### What this task involves
For the material that follows, list every line containing the word "работе".

────────────────

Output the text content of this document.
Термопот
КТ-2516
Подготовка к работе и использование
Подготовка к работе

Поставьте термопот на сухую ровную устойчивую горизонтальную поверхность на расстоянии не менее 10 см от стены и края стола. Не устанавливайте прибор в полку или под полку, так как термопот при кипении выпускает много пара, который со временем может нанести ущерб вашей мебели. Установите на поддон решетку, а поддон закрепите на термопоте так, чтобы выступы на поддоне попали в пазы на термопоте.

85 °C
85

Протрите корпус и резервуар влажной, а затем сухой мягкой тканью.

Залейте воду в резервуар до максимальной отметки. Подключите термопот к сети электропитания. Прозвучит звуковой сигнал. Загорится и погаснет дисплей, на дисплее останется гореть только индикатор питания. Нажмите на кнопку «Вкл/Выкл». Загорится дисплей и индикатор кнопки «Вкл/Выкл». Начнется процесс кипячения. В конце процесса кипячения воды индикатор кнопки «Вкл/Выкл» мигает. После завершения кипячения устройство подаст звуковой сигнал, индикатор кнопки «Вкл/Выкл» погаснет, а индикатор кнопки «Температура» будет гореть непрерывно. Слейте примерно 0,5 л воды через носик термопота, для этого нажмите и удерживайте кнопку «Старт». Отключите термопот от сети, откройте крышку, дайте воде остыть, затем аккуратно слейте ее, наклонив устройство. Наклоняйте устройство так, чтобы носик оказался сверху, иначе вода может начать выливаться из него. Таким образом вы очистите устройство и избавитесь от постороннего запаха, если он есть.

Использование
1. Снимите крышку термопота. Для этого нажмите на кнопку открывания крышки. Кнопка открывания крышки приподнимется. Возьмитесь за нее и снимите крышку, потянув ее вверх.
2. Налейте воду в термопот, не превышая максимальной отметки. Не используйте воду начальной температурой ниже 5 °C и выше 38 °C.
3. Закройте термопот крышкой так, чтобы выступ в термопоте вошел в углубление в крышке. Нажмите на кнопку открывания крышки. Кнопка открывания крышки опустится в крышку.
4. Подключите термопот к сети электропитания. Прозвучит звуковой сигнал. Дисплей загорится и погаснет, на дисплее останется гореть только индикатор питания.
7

────────────────

### Result for this exercise
Подготовка к работе и использование
Подготовка к работе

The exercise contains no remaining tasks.